** Start of Source data **

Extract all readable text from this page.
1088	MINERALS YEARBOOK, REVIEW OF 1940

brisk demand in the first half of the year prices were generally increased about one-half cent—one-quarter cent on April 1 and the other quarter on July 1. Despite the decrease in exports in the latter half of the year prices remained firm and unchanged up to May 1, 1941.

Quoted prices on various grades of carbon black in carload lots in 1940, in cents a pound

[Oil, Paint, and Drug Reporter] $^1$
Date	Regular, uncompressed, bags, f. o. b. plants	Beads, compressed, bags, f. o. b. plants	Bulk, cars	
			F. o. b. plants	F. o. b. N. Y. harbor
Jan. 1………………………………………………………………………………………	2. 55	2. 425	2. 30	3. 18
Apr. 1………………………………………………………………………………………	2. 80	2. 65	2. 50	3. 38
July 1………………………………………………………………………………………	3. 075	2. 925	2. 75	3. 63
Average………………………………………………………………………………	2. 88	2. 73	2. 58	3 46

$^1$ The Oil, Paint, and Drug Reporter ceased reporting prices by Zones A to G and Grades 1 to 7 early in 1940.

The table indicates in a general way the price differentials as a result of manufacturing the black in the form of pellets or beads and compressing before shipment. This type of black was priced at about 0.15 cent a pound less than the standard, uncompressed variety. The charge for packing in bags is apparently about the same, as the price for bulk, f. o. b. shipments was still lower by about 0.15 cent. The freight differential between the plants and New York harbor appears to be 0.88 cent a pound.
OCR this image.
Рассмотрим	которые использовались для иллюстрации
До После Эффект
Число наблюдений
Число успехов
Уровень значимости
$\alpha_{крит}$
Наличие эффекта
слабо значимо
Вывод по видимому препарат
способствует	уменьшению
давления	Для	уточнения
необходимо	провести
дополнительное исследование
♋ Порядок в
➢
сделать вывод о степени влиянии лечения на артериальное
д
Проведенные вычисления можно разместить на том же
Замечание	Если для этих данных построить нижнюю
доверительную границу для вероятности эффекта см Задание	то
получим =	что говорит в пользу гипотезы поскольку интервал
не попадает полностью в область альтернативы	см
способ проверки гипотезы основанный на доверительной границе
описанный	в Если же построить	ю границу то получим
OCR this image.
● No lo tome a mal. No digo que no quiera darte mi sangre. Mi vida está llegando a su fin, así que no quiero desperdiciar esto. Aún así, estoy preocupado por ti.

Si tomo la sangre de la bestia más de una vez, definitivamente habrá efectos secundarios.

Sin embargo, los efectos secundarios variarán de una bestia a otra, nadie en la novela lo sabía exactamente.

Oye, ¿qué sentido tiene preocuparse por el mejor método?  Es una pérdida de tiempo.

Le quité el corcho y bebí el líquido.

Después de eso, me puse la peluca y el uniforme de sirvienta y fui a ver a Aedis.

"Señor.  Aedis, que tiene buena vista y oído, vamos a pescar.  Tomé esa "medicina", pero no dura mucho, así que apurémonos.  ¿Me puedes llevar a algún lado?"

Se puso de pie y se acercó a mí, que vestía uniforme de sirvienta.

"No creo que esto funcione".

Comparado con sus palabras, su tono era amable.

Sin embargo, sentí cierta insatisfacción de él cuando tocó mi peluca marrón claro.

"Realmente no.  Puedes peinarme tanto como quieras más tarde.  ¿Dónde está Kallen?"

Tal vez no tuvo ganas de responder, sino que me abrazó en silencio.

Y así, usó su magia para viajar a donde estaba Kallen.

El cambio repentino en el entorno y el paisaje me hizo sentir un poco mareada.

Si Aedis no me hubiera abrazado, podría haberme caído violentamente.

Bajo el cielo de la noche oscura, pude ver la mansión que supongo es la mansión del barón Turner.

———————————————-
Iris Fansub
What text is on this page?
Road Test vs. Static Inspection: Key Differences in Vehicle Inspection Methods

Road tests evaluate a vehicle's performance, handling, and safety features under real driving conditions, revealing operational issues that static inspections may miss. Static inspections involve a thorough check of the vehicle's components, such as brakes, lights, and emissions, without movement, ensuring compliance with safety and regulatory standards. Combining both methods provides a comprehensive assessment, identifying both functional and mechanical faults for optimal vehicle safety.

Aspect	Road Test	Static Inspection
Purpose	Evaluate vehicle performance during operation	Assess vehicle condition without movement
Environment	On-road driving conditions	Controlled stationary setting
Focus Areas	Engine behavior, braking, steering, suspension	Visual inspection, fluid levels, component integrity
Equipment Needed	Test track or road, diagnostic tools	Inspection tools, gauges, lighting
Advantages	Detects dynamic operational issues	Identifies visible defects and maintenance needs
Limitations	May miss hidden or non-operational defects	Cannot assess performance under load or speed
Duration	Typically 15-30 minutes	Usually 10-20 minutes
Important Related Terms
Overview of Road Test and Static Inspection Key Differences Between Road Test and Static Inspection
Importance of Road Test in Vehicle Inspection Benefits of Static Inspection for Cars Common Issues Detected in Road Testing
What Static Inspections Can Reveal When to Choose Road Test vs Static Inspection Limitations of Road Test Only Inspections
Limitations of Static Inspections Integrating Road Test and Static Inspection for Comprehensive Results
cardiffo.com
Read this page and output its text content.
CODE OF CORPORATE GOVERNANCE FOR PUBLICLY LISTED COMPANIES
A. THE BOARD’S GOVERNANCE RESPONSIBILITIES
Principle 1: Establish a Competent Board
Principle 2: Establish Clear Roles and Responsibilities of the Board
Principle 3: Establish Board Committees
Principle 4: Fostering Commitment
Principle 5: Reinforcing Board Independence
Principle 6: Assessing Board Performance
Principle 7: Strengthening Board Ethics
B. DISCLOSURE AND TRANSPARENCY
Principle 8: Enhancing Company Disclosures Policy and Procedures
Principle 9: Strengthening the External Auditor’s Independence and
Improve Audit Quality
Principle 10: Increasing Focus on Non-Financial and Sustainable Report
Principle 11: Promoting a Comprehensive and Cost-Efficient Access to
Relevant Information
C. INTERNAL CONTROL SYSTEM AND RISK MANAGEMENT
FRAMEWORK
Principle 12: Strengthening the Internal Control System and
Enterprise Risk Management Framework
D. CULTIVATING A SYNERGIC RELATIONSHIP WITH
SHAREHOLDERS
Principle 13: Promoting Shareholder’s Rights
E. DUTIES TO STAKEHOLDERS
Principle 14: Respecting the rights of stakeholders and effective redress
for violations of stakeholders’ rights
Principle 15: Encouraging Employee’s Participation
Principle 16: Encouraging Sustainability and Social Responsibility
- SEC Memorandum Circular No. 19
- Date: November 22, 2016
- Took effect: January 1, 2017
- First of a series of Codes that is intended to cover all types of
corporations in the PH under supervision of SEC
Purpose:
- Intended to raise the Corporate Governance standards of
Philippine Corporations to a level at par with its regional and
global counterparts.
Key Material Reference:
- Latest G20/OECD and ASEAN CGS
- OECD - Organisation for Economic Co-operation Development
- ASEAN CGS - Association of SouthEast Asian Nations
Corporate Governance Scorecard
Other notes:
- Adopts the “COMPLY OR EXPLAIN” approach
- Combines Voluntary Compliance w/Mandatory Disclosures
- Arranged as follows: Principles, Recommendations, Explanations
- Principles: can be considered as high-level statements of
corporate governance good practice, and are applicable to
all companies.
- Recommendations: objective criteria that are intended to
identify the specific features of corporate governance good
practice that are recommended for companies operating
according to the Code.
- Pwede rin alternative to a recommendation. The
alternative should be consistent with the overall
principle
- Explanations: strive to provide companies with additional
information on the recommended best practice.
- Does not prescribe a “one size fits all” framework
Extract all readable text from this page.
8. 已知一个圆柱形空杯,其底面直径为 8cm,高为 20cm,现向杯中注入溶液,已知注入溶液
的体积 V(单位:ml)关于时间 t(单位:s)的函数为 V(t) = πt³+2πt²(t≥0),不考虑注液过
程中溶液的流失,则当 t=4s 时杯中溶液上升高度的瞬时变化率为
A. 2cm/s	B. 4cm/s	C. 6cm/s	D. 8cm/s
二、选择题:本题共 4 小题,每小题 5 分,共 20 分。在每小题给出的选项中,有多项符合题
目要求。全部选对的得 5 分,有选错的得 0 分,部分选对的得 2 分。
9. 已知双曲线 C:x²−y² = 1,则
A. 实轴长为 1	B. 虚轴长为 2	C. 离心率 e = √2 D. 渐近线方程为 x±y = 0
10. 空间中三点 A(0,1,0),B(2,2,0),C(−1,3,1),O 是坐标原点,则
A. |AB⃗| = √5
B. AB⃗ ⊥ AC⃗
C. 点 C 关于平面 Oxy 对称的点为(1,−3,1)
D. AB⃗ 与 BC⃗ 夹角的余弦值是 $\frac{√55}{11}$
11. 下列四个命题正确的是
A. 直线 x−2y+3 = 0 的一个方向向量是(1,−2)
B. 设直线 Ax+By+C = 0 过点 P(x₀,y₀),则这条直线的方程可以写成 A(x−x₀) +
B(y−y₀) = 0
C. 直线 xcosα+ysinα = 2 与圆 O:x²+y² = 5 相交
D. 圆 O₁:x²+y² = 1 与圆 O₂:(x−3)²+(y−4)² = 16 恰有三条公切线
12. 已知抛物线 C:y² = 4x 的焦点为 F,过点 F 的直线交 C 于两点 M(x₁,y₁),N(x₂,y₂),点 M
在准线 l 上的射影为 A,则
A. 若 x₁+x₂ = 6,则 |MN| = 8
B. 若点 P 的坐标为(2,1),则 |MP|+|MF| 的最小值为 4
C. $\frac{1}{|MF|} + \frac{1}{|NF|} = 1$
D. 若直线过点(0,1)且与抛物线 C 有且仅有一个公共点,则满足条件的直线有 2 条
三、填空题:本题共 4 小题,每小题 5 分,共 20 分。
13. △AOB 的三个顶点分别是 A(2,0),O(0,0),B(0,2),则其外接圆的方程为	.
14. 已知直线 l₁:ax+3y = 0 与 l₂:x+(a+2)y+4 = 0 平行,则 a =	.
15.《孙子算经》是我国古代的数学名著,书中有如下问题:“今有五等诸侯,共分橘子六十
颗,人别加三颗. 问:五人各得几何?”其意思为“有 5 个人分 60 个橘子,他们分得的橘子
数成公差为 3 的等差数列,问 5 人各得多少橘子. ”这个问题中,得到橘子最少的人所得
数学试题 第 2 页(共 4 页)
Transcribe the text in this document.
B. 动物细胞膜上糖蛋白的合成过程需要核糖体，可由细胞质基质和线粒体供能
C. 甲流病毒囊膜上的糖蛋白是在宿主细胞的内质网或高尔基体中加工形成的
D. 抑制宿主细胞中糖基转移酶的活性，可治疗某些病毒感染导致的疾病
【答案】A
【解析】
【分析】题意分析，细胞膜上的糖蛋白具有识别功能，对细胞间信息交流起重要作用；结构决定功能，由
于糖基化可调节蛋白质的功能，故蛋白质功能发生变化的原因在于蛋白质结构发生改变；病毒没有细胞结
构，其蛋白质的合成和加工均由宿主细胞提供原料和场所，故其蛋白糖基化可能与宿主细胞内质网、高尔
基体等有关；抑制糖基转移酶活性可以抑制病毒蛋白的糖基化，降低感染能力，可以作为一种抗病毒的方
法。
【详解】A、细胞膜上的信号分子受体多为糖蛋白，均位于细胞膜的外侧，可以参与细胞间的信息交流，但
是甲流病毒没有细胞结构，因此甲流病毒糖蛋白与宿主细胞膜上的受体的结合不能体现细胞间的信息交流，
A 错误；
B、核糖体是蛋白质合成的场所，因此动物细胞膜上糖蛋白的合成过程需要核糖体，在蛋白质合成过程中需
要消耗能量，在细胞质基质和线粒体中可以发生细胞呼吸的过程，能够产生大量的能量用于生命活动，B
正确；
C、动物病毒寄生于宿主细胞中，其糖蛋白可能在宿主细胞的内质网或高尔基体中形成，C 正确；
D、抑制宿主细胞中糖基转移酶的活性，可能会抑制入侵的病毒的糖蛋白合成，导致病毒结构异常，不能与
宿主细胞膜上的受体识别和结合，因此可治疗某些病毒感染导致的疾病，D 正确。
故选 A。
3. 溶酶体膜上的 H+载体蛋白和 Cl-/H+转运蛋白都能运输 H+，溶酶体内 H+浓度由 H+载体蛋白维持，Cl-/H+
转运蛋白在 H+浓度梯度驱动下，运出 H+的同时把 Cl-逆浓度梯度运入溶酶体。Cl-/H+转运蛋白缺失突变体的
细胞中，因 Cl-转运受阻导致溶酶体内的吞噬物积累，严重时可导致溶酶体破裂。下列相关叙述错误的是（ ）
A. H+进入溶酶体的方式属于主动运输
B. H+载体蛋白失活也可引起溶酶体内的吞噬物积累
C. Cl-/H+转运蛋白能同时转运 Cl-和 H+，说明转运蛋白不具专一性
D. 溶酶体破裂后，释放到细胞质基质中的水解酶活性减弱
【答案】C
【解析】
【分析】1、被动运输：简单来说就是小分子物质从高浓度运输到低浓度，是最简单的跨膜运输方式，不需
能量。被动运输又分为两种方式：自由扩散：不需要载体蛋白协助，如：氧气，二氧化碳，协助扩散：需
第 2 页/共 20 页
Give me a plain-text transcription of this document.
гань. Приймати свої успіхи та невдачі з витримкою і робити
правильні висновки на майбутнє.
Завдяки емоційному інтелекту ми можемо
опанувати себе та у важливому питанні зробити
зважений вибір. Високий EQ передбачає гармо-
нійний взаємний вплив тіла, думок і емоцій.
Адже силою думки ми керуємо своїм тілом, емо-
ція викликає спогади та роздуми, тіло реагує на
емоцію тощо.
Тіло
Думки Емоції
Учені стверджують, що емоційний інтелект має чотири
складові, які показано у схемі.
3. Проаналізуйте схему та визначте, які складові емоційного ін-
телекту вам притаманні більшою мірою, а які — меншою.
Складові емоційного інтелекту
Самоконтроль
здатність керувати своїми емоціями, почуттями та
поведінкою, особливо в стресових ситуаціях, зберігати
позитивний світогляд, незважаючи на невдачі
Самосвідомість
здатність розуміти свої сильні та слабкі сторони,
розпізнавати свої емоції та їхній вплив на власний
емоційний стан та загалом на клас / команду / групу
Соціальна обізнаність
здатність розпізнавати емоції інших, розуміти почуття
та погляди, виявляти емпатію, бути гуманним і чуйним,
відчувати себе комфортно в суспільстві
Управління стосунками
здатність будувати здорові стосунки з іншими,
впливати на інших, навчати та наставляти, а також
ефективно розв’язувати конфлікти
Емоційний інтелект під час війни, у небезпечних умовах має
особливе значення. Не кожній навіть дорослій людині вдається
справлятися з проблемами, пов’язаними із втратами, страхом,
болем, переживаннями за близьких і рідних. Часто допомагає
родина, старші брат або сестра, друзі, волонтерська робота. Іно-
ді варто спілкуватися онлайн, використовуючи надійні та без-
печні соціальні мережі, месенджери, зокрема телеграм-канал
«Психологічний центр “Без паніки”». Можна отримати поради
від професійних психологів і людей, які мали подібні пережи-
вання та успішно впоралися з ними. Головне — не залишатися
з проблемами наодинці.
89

** End of Source data **

Exercise instructions — In the records above, locate every line with the string "driving" and copy it.

Result for this task —
Road tests evaluate a vehicle's performance, handling, and safety features under real driving conditions, revealing operational issues that static inspections may miss. Static inspections involve a thorough check of the vehicle's components, such as brakes, lights, and emissions, without movement, ensuring compliance with safety and regulatory standards. Combining both methods provides a comprehensive assessment, identifying both functional and mechanical faults for optimal vehicle safety.
Environment	On-road driving conditions	Controlled stationary setting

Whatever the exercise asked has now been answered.